PROBLEM REQUIREMENTS: Restate the data word for word and leave the images out.

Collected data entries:
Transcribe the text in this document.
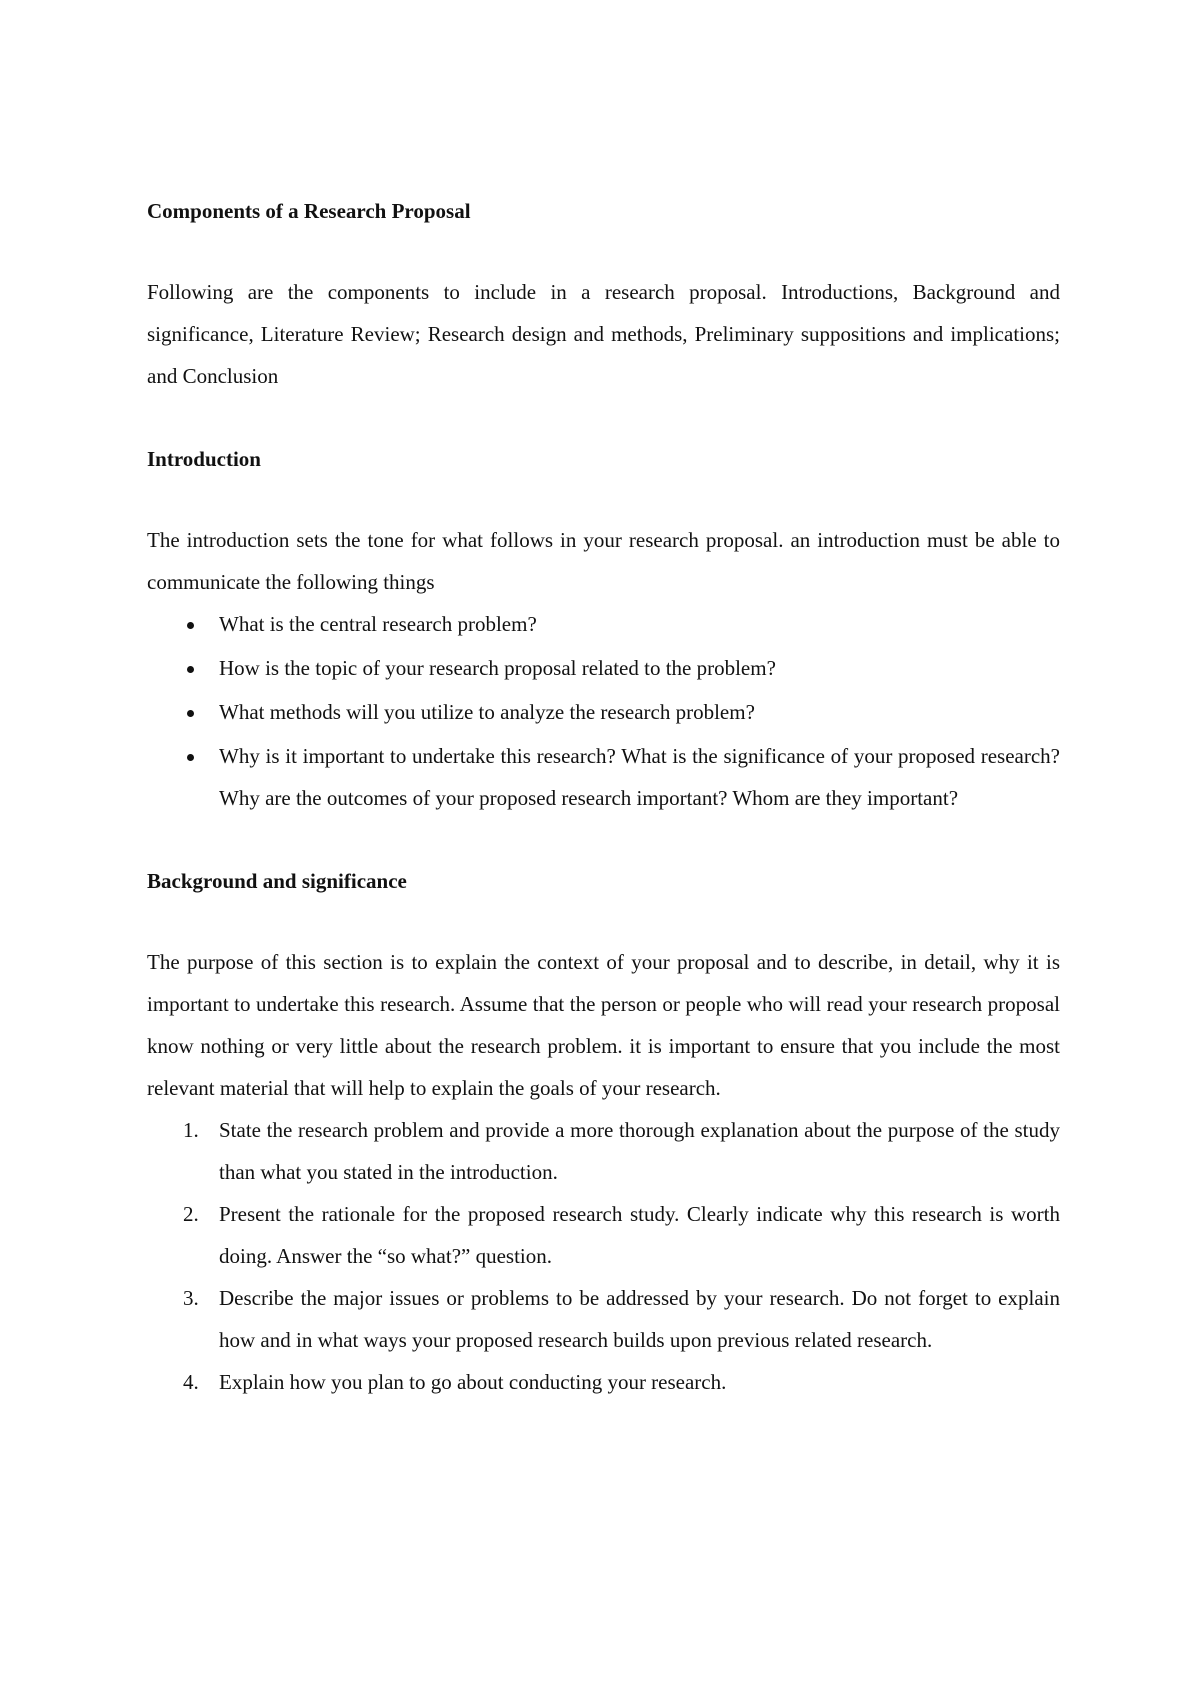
Components of a Research Proposal

Following are the components to include in a research proposal. Introductions, Background and significance, Literature Review; Research design and methods, Preliminary suppositions and implications; and Conclusion

Introduction

The introduction sets the tone for what follows in your research proposal. an introduction must be able to communicate the following things

What is the central research problem?
How is the topic of your research proposal related to the problem?
What methods will you utilize to analyze the research problem?
Why is it important to undertake this research? What is the significance of your proposed research? Why are the outcomes of your proposed research important? Whom are they important?
Background and significance

The purpose of this section is to explain the context of your proposal and to describe, in detail, why it is important to undertake this research. Assume that the person or people who will read your research proposal know nothing or very little about the research problem. it is important to ensure that you include the most relevant material that will help to explain the goals of your research.

1. State the research problem and provide a more thorough explanation about the purpose of the study than what you stated in the introduction.
2. Present the rationale for the proposed research study. Clearly indicate why this research is worth doing. Answer the “so what?” question.
3. Describe the major issues or problems to be addressed by your research. Do not forget to explain how and in what ways your proposed research builds upon previous related research.
4. Explain how you plan to go about conducting your research.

SOLUTION TO THIS TASK:
Transcribe the text in this document.
Components of a Research Proposal

Following are the components to include in a research proposal. Introductions, Background and significance, Literature Review; Research design and methods, Preliminary suppositions and implications; and Conclusion

Introduction

The introduction sets the tone for what follows in your research proposal. an introduction must be able to communicate the following things

What is the central research problem?
How is the topic of your research proposal related to the problem?
What methods will you utilize to analyze the research problem?
Why is it important to undertake this research? What is the significance of your proposed research? Why are the outcomes of your proposed research important? Whom are they important?
Background and significance

The purpose of this section is to explain the context of your proposal and to describe, in detail, why it is important to undertake this research. Assume that the person or people who will read your research proposal know nothing or very little about the research problem. it is important to ensure that you include the most relevant material that will help to explain the goals of your research.

1. State the research problem and provide a more thorough explanation about the purpose of the study than what you stated in the introduction.
2. Present the rationale for the proposed research study. Clearly indicate why this research is worth doing. Answer the “so what?” question.
3. Describe the major issues or problems to be addressed by your research. Do not forget to explain how and in what ways your proposed research builds upon previous related research.
4. Explain how you plan to go about conducting your research.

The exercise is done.